**Exercise**
Repeat, exactly and in full, the lines of the listing below, but without any pictures.

**Material to process**
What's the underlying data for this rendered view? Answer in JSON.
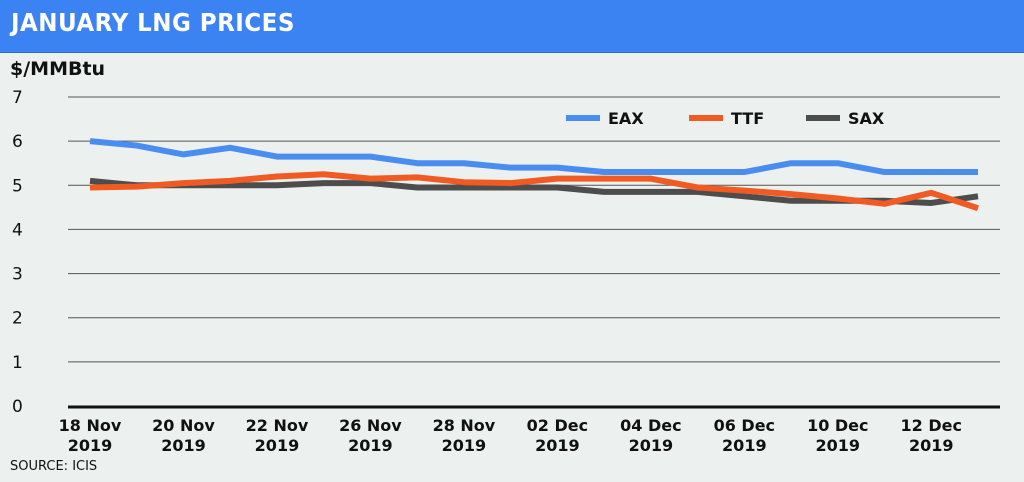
{
  "header": {
    "title": "JANUARY LNG PRICES"
  },
  "unit_label": "$/MMBtu",
  "source": "SOURCE: ICIS",
  "colors": {
    "title_bar": "#3b82f2",
    "EAX": "#4a8df0",
    "TTF": "#f05a23",
    "SAX": "#4d4d4d",
    "background": "#ecf1f0"
  },
  "chart_data": {
    "type": "line",
    "title": "JANUARY LNG PRICES",
    "xlabel": "",
    "ylabel": "$/MMBtu",
    "ylim": [
      0,
      7
    ],
    "yticks": [
      "0",
      "1",
      "2",
      "3",
      "4",
      "5",
      "6",
      "7"
    ],
    "grid": true,
    "legend_position": "top-right",
    "x": [
      "18 Nov 2019",
      "19 Nov 2019",
      "20 Nov 2019",
      "21 Nov 2019",
      "22 Nov 2019",
      "25 Nov 2019",
      "26 Nov 2019",
      "27 Nov 2019",
      "28 Nov 2019",
      "29 Nov 2019",
      "02 Dec 2019",
      "03 Dec 2019",
      "04 Dec 2019",
      "05 Dec 2019",
      "06 Dec 2019",
      "09 Dec 2019",
      "10 Dec 2019",
      "11 Dec 2019",
      "12 Dec 2019",
      "13 Dec 2019"
    ],
    "xtick_labels": [
      {
        "index": 0,
        "line1": "18 Nov",
        "line2": "2019"
      },
      {
        "index": 2,
        "line1": "20 Nov",
        "line2": "2019"
      },
      {
        "index": 4,
        "line1": "22 Nov",
        "line2": "2019"
      },
      {
        "index": 6,
        "line1": "26 Nov",
        "line2": "2019"
      },
      {
        "index": 8,
        "line1": "28 Nov",
        "line2": "2019"
      },
      {
        "index": 10,
        "line1": "02 Dec",
        "line2": "2019"
      },
      {
        "index": 12,
        "line1": "04 Dec",
        "line2": "2019"
      },
      {
        "index": 14,
        "line1": "06 Dec",
        "line2": "2019"
      },
      {
        "index": 16,
        "line1": "10 Dec",
        "line2": "2019"
      },
      {
        "index": 18,
        "line1": "12 Dec",
        "line2": "2019"
      }
    ],
    "series": [
      {
        "name": "EAX",
        "values": [
          6.0,
          5.9,
          5.7,
          5.85,
          5.65,
          5.65,
          5.65,
          5.5,
          5.5,
          5.4,
          5.4,
          5.3,
          5.3,
          5.3,
          5.3,
          5.5,
          5.5,
          5.3,
          5.3,
          5.3
        ]
      },
      {
        "name": "TTF",
        "values": [
          4.95,
          4.97,
          5.05,
          5.1,
          5.2,
          5.25,
          5.15,
          5.18,
          5.07,
          5.05,
          5.15,
          5.15,
          5.15,
          4.95,
          4.88,
          4.8,
          4.7,
          4.58,
          4.83,
          4.48
        ]
      },
      {
        "name": "SAX",
        "values": [
          5.1,
          5.0,
          5.0,
          5.0,
          5.0,
          5.05,
          5.05,
          4.95,
          4.95,
          4.95,
          4.95,
          4.85,
          4.85,
          4.85,
          4.75,
          4.65,
          4.65,
          4.65,
          4.6,
          4.75
        ]
      }
    ]
  }
}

**Complete response**
What's the underlying data for this rendered view? Answer in JSON.
{
  "header": {
    "title": "JANUARY LNG PRICES"
  },
  "unit_label": "$/MMBtu",
  "source": "SOURCE: ICIS",
  "colors": {
    "title_bar": "#3b82f2",
    "EAX": "#4a8df0",
    "TTF": "#f05a23",
    "SAX": "#4d4d4d",
    "background": "#ecf1f0"
  },
  "chart_data": {
    "type": "line",
    "title": "JANUARY LNG PRICES",
    "xlabel": "",
    "ylabel": "$/MMBtu",
    "ylim": [
      0,
      7
    ],
    "yticks": [
      "0",
      "1",
      "2",
      "3",
      "4",
      "5",
      "6",
      "7"
    ],
    "grid": true,
    "legend_position": "top-right",
    "x": [
      "18 Nov 2019",
      "19 Nov 2019",
      "20 Nov 2019",
      "21 Nov 2019",
      "22 Nov 2019",
      "25 Nov 2019",
      "26 Nov 2019",
      "27 Nov 2019",
      "28 Nov 2019",
      "29 Nov 2019",
      "02 Dec 2019",
      "03 Dec 2019",
      "04 Dec 2019",
      "05 Dec 2019",
      "06 Dec 2019",
      "09 Dec 2019",
      "10 Dec 2019",
      "11 Dec 2019",
      "12 Dec 2019",
      "13 Dec 2019"
    ],
    "xtick_labels": [
      {
        "index": 0,
        "line1": "18 Nov",
        "line2": "2019"
      },
      {
        "index": 2,
        "line1": "20 Nov",
        "line2": "2019"
      },
      {
        "index": 4,
        "line1": "22 Nov",
        "line2": "2019"
      },
      {
        "index": 6,
        "line1": "26 Nov",
        "line2": "2019"
      },
      {
        "index": 8,
        "line1": "28 Nov",
        "line2": "2019"
      },
      {
        "index": 10,
        "line1": "02 Dec",
        "line2": "2019"
      },
      {
        "index": 12,
        "line1": "04 Dec",
        "line2": "2019"
      },
      {
        "index": 14,
        "line1": "06 Dec",
        "line2": "2019"
      },
      {
        "index": 16,
        "line1": "10 Dec",
        "line2": "2019"
      },
      {
        "index": 18,
        "line1": "12 Dec",
        "line2": "2019"
      }
    ],
    "series": [
      {
        "name": "EAX",
        "values": [
          6.0,
          5.9,
          5.7,
          5.85,
          5.65,
          5.65,
          5.65,
          5.5,
          5.5,
          5.4,
          5.4,
          5.3,
          5.3,
          5.3,
          5.3,
          5.5,
          5.5,
          5.3,
          5.3,
          5.3
        ]
      },
      {
        "name": "TTF",
        "values": [
          4.95,
          4.97,
          5.05,
          5.1,
          5.2,
          5.25,
          5.15,
          5.18,
          5.07,
          5.05,
          5.15,
          5.15,
          5.15,
          4.95,
          4.88,
          4.8,
          4.7,
          4.58,
          4.83,
          4.48
        ]
      },
      {
        "name": "SAX",
        "values": [
          5.1,
          5.0,
          5.0,
          5.0,
          5.0,
          5.05,
          5.05,
          4.95,
          4.95,
          4.95,
          4.95,
          4.85,
          4.85,
          4.85,
          4.75,
          4.65,
          4.65,
          4.65,
          4.6,
          4.75
        ]
      }
    ]
  }
}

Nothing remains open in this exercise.